• **Supplied records**:
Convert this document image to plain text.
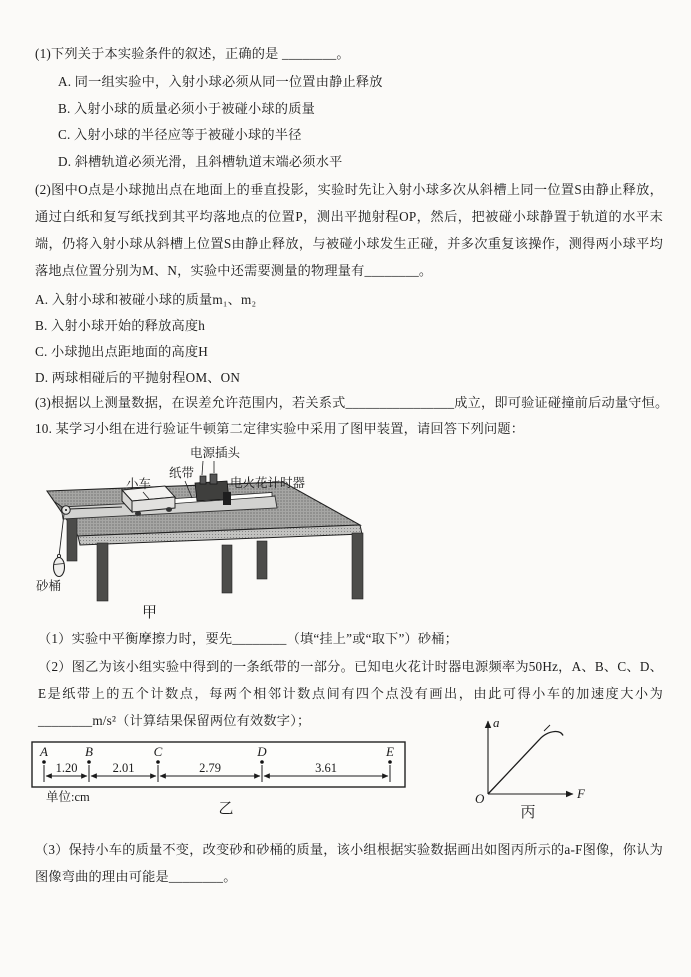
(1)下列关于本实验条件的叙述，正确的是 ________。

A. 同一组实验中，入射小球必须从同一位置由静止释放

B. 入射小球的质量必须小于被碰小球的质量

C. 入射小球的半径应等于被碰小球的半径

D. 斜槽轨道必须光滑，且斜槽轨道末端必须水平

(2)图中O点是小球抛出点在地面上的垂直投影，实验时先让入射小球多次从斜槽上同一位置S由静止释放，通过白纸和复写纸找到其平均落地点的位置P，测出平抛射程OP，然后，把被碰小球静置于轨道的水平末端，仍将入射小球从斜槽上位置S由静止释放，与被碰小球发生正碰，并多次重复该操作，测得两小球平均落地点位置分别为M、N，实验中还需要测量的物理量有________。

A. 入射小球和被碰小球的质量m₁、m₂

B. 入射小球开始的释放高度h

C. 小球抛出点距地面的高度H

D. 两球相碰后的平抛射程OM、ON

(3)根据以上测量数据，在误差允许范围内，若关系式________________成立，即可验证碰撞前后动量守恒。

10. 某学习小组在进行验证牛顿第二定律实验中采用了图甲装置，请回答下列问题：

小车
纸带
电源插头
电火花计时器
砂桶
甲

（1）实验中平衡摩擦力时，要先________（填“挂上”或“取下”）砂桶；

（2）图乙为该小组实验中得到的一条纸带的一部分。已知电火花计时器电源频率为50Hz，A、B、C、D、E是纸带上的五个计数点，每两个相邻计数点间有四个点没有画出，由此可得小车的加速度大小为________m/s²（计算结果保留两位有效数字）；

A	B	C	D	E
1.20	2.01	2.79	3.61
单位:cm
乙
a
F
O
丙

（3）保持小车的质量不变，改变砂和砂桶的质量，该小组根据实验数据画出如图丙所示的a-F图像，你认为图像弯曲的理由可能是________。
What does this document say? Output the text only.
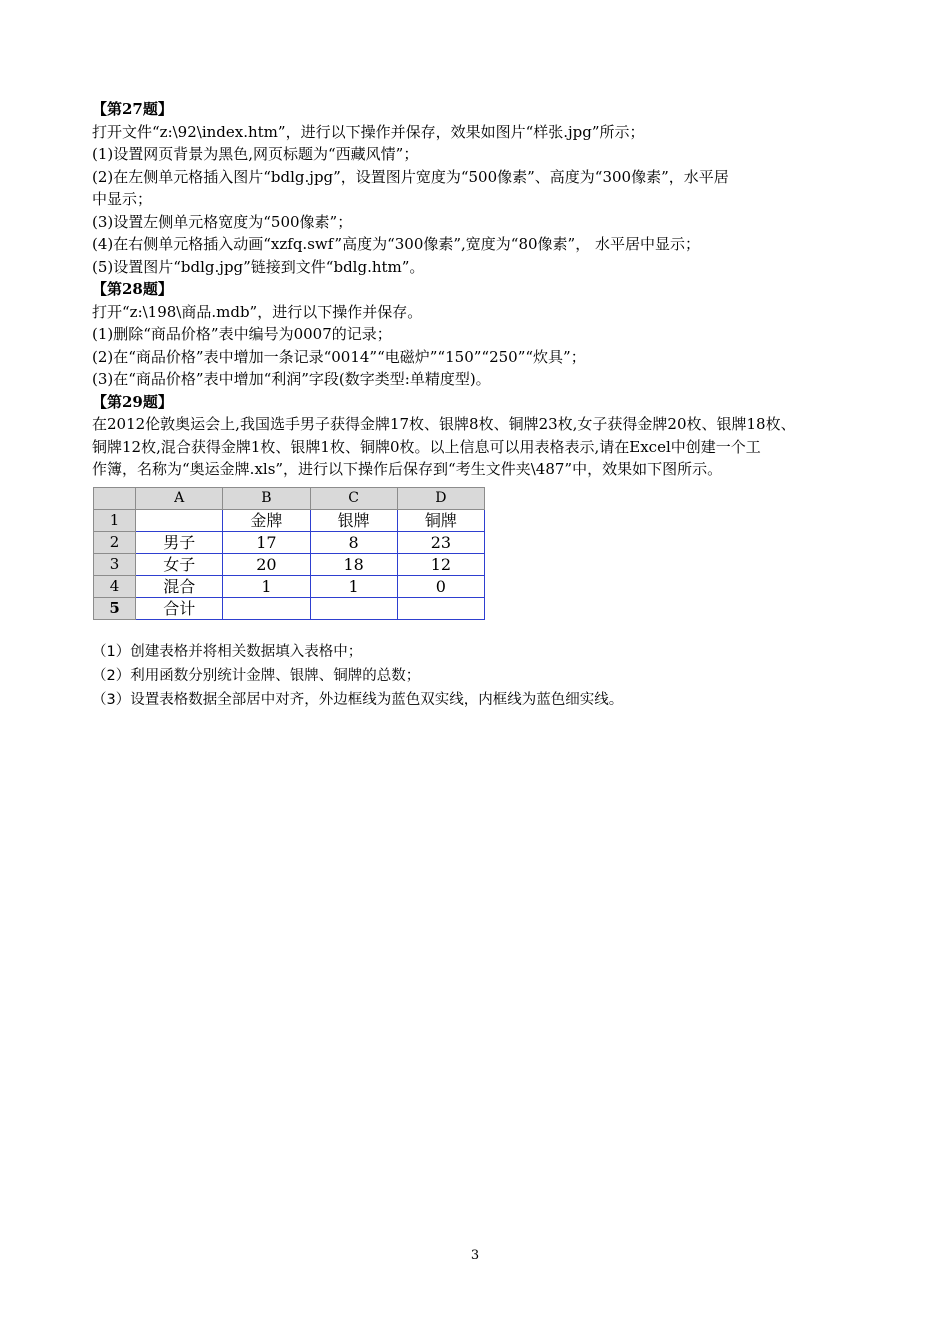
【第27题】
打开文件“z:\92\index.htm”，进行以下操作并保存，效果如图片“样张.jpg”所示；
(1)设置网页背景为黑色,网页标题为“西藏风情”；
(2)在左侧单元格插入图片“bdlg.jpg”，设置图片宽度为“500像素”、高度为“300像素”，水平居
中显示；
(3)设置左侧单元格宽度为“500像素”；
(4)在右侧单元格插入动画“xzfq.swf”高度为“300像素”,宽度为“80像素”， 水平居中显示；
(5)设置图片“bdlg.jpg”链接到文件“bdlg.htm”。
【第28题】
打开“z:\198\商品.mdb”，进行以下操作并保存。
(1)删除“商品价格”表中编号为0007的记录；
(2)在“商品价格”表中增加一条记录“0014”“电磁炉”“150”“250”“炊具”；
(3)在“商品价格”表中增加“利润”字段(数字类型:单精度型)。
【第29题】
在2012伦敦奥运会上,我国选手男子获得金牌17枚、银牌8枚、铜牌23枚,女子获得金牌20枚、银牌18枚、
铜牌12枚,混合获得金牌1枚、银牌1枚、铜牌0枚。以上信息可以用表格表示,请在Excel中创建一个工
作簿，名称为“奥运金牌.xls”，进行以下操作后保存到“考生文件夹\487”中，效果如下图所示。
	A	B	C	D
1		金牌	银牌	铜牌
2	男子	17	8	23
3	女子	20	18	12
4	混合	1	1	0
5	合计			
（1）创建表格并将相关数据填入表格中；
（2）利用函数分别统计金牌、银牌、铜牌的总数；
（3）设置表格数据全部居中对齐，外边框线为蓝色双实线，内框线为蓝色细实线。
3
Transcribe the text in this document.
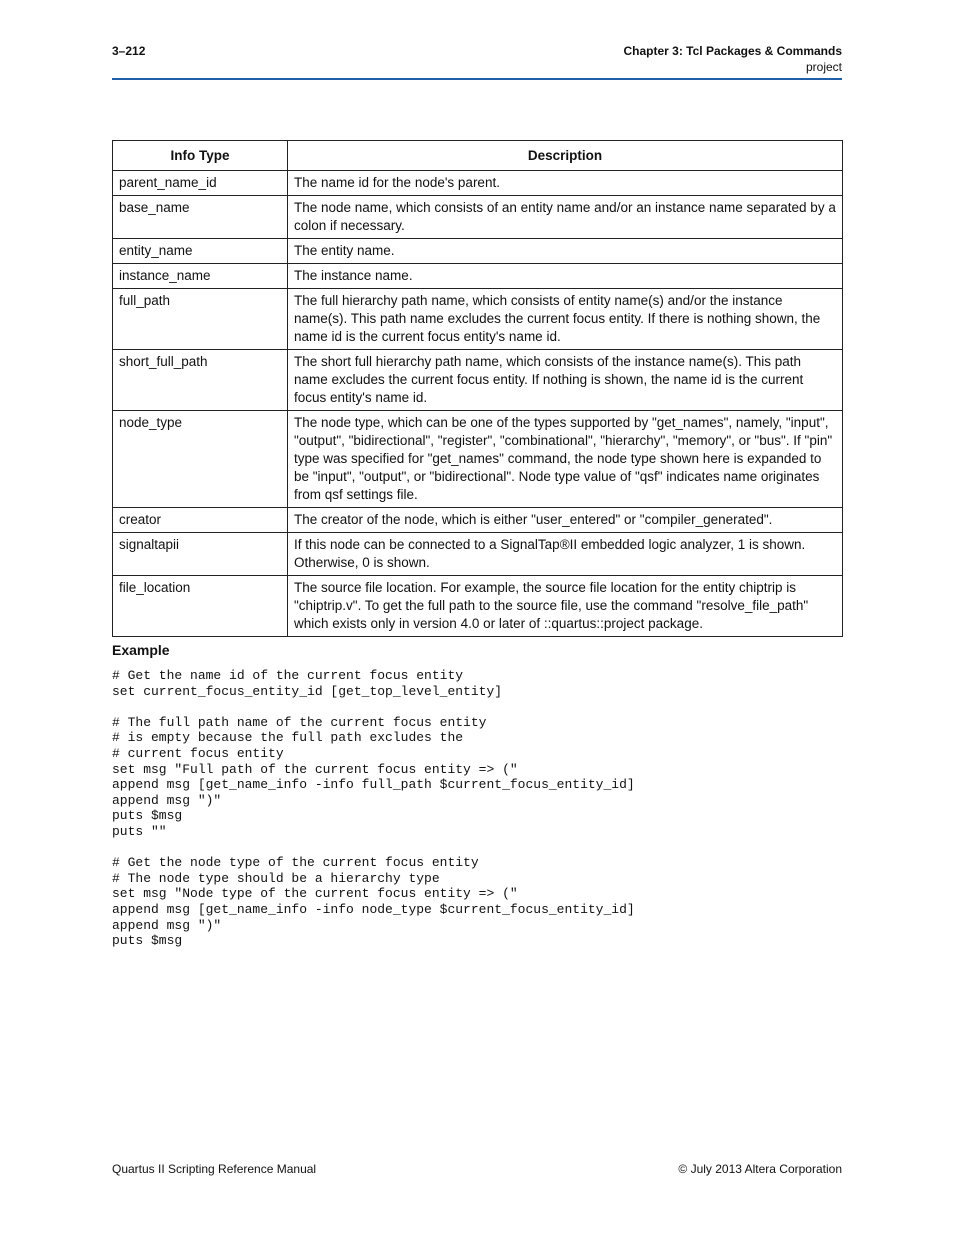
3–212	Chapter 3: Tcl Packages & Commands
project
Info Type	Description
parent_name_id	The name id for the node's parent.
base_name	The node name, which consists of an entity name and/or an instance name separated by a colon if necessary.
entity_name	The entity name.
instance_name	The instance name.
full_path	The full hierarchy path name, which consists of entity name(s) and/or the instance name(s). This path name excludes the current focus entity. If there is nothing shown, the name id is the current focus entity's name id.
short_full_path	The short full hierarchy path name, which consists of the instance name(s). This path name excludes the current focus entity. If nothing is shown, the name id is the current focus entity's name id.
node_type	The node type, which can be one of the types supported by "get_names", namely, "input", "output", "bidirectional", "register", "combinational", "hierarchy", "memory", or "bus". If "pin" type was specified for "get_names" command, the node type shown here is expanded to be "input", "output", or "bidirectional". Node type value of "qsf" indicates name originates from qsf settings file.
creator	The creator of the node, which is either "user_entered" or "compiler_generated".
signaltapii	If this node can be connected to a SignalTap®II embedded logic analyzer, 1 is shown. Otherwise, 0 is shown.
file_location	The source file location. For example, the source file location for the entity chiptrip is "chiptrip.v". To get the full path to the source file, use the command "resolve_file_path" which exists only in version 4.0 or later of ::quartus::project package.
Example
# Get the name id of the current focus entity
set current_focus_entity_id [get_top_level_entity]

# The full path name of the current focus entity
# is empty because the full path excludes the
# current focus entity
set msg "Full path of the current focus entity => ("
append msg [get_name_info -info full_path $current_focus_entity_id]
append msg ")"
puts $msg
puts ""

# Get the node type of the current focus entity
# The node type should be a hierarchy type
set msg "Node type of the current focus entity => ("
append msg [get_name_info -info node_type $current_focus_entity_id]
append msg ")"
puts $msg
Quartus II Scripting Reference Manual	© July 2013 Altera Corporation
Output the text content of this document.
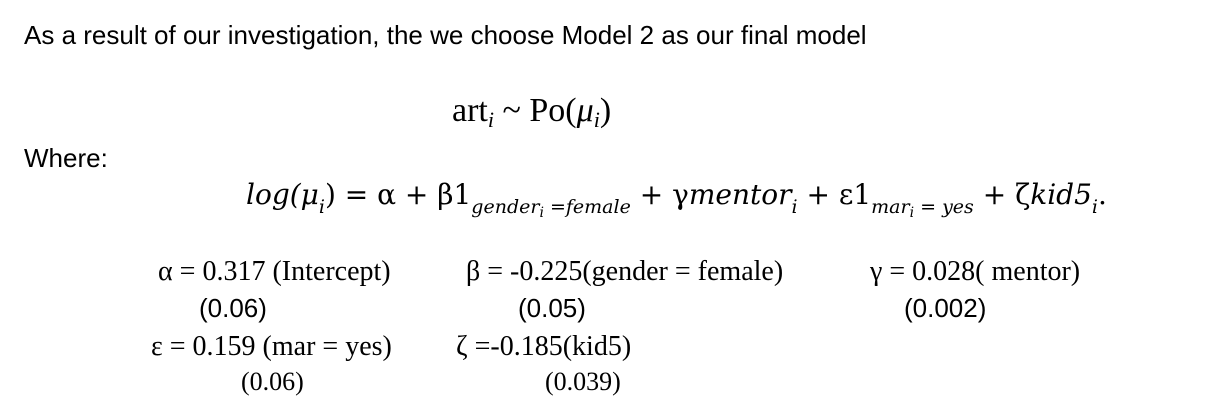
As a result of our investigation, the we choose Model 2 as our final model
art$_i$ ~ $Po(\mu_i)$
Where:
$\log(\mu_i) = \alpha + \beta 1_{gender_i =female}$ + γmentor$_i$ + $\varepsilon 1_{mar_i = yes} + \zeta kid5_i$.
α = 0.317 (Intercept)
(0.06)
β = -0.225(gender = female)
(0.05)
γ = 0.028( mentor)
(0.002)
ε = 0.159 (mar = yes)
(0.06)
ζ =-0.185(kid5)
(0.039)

• **Do this**: Copy, exactly and exclusively, the lines beginning with the one that contains "Output the text content of this document." and ending with the last line of the listing; pictures are to be omitted.

• **Correct answer**:
Output the text content of this document.
As a result of our investigation, the we choose Model 2 as our final model
art$_i$ ~ $Po(\mu_i)$
Where:
$\log(\mu_i) = \alpha + \beta 1_{gender_i =female}$ + γmentor$_i$ + $\varepsilon 1_{mar_i = yes} + \zeta kid5_i$.
α = 0.317 (Intercept)
(0.06)
β = -0.225(gender = female)
(0.05)
γ = 0.028( mentor)
(0.002)
ε = 0.159 (mar = yes)
(0.06)
ζ =-0.185(kid5)
(0.039)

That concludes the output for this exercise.